_PASSAGE PROVIDED_
····················

“Intelligence is not just about pattern recognition and function approximation. It’s about modeling the world”. — Josh Tenenbaum, NeurIPS 2021.
Graph is denoted \(G=(V,E)\).
A path is a sequence of nodes where each pair of consecutive nodes are connected by an edge.
A simple path does not revisit nodes, whereas a general path may.
\[\begin{align} anc(v) &= \{u : \exists \text{ a path from } u \text{ to v} \} \\ dec(v) &= \{u : \exists \text{ a path from } v \text{ to u} \}. \end{align}\]
Ancestors and descendants include indirect relationships established through one or more directed edges.
A cycle is a path where the starting and ending nodes are the same, and no intermediate nodes are repeated.
DAG is a directed graph with no cycle.
A Directed Graphical Model (DGM) is a DAG in which
\[ X_v \bot X_u | X_{pa(v)} \text{ for } u \in anc(v) \setminus pa(v)\]
This reduces the complexity of the model (e.g., number of parameters) by leveraging conditional independence.
\[P(\boldsymbol{X}) = \prod_{v} P(X_v | X_{pa(v)}); v \in V\]
This factorization reflects the dependency structure encoded in the graph, allowing for efficient representation and inference of the joint distribution.

····················

_DATA SHOWN_
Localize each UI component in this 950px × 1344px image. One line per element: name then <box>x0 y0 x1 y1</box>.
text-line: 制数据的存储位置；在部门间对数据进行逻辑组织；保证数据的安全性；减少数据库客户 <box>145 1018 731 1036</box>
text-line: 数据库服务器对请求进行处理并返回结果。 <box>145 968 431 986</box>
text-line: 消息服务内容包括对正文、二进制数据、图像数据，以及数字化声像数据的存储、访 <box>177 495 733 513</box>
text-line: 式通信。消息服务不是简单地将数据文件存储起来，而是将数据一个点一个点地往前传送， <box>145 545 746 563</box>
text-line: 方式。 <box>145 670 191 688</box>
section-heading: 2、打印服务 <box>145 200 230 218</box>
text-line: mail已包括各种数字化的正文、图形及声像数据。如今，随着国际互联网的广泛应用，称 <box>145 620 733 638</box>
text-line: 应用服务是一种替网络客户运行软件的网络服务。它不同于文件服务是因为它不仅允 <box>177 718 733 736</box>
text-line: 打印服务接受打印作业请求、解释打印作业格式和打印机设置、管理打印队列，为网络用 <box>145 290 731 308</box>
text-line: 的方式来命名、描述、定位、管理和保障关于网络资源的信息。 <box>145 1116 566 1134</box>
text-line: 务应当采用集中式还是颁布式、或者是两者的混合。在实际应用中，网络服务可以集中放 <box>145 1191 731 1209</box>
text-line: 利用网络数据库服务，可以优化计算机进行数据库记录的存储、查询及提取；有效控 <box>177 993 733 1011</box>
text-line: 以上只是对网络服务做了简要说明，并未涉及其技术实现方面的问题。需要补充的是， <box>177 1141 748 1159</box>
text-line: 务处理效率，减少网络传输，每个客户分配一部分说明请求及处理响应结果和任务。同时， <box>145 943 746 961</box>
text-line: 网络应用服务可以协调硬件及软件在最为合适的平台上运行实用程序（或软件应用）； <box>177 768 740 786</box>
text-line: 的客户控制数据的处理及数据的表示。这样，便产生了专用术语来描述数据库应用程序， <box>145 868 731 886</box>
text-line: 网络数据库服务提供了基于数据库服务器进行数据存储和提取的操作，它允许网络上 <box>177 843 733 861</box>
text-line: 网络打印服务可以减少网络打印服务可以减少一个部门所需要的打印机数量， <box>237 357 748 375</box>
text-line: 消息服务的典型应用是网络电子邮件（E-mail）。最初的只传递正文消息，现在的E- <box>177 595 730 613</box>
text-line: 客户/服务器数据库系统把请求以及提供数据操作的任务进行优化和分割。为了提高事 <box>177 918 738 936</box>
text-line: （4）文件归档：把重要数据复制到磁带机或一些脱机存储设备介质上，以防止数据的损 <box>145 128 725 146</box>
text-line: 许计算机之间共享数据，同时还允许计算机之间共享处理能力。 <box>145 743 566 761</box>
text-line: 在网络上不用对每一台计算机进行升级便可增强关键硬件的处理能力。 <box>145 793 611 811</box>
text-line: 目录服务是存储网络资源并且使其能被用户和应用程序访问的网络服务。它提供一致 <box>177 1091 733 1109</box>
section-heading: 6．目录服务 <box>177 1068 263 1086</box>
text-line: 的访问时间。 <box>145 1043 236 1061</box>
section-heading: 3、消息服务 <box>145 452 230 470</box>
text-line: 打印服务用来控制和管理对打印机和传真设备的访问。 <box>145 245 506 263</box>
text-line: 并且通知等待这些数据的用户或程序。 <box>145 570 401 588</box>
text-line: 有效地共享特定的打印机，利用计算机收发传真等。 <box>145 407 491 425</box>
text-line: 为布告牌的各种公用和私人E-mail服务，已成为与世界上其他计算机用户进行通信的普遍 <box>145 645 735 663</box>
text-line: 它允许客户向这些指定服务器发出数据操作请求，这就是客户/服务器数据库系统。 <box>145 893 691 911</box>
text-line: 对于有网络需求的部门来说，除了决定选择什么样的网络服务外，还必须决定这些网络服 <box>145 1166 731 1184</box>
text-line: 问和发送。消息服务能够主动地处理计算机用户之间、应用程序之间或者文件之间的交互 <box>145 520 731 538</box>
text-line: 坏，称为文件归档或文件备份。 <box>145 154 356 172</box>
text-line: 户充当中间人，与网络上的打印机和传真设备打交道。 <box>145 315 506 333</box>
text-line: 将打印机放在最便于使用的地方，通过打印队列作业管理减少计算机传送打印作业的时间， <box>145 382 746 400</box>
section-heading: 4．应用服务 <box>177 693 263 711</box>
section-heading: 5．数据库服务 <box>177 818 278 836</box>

····················

_DIRECTIONS FOR THIS TASK_
In the passage on directed graphical models, how is a DAG defined?

_WRITTEN SOLUTION_
A directed graph with no cycle.